§ Records to use
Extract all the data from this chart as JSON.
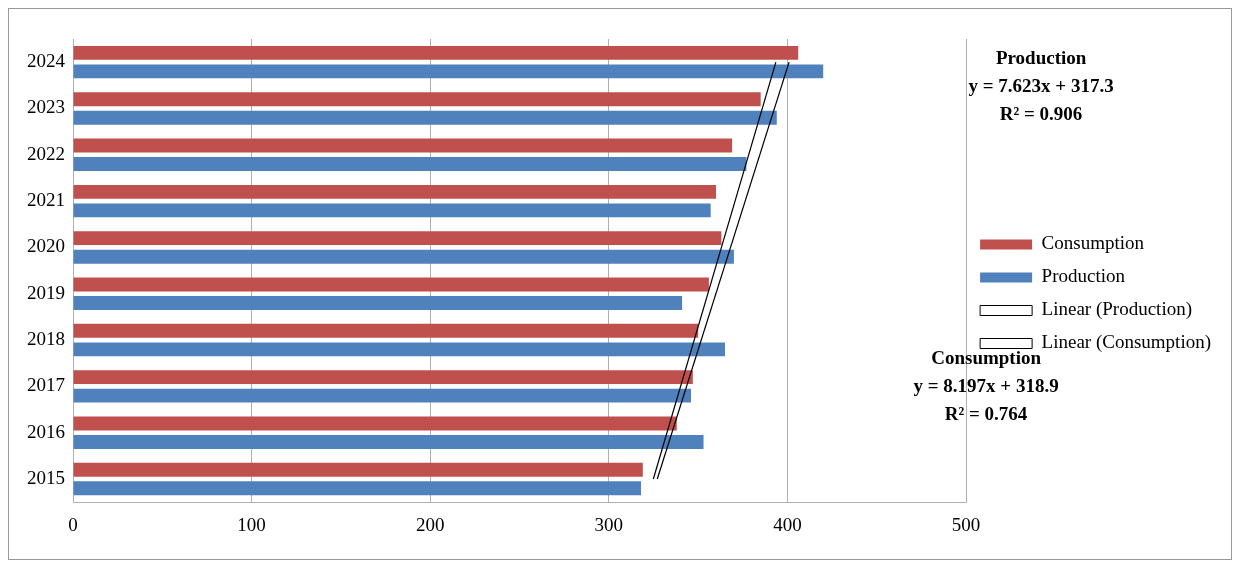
{
  "chart_data": {
    "type": "bar",
    "orientation": "horizontal",
    "categories": [
      "2024",
      "2023",
      "2022",
      "2021",
      "2020",
      "2019",
      "2018",
      "2017",
      "2016",
      "2015"
    ],
    "series": [
      {
        "name": "Consumption",
        "color": "#c0504d",
        "values": [
          406,
          385,
          369,
          360,
          363,
          356,
          350,
          347,
          338,
          319
        ]
      },
      {
        "name": "Production",
        "color": "#4f81bd",
        "values": [
          420,
          394,
          377,
          357,
          370,
          341,
          365,
          346,
          353,
          318
        ]
      },
      {
        "name": "Linear (Production)",
        "type": "line",
        "color": "#000000",
        "values": [
          393.5,
          null,
          null,
          null,
          null,
          null,
          null,
          null,
          null,
          324.9
        ]
      },
      {
        "name": "Linear (Consumption)",
        "type": "line",
        "color": "#000000",
        "values": [
          400.9,
          null,
          null,
          null,
          null,
          null,
          null,
          null,
          null,
          327.1
        ]
      }
    ],
    "xlim": [
      0,
      500
    ],
    "xticks": [
      0,
      100,
      200,
      300,
      400,
      500
    ],
    "grid": "x",
    "legend": "right",
    "marker": "none",
    "line_style": "solid",
    "annotations": [
      "Production\ny = 7.623x + 317.3\nR² = 0.906",
      "Consumption\ny = 8.197x + 318.9\nR² = 0.764"
    ]
  }
}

§ What you are asked to do
The data should be printed again unchanged; leave its pictures out.

§ Expected answer
Extract all the data from this chart as JSON.
{
  "chart_data": {
    "type": "bar",
    "orientation": "horizontal",
    "categories": [
      "2024",
      "2023",
      "2022",
      "2021",
      "2020",
      "2019",
      "2018",
      "2017",
      "2016",
      "2015"
    ],
    "series": [
      {
        "name": "Consumption",
        "color": "#c0504d",
        "values": [
          406,
          385,
          369,
          360,
          363,
          356,
          350,
          347,
          338,
          319
        ]
      },
      {
        "name": "Production",
        "color": "#4f81bd",
        "values": [
          420,
          394,
          377,
          357,
          370,
          341,
          365,
          346,
          353,
          318
        ]
      },
      {
        "name": "Linear (Production)",
        "type": "line",
        "color": "#000000",
        "values": [
          393.5,
          null,
          null,
          null,
          null,
          null,
          null,
          null,
          null,
          324.9
        ]
      },
      {
        "name": "Linear (Consumption)",
        "type": "line",
        "color": "#000000",
        "values": [
          400.9,
          null,
          null,
          null,
          null,
          null,
          null,
          null,
          null,
          327.1
        ]
      }
    ],
    "xlim": [
      0,
      500
    ],
    "xticks": [
      0,
      100,
      200,
      300,
      400,
      500
    ],
    "grid": "x",
    "legend": "right",
    "marker": "none",
    "line_style": "solid",
    "annotations": [
      "Production\ny = 7.623x + 317.3\nR² = 0.906",
      "Consumption\ny = 8.197x + 318.9\nR² = 0.764"
    ]
  }
}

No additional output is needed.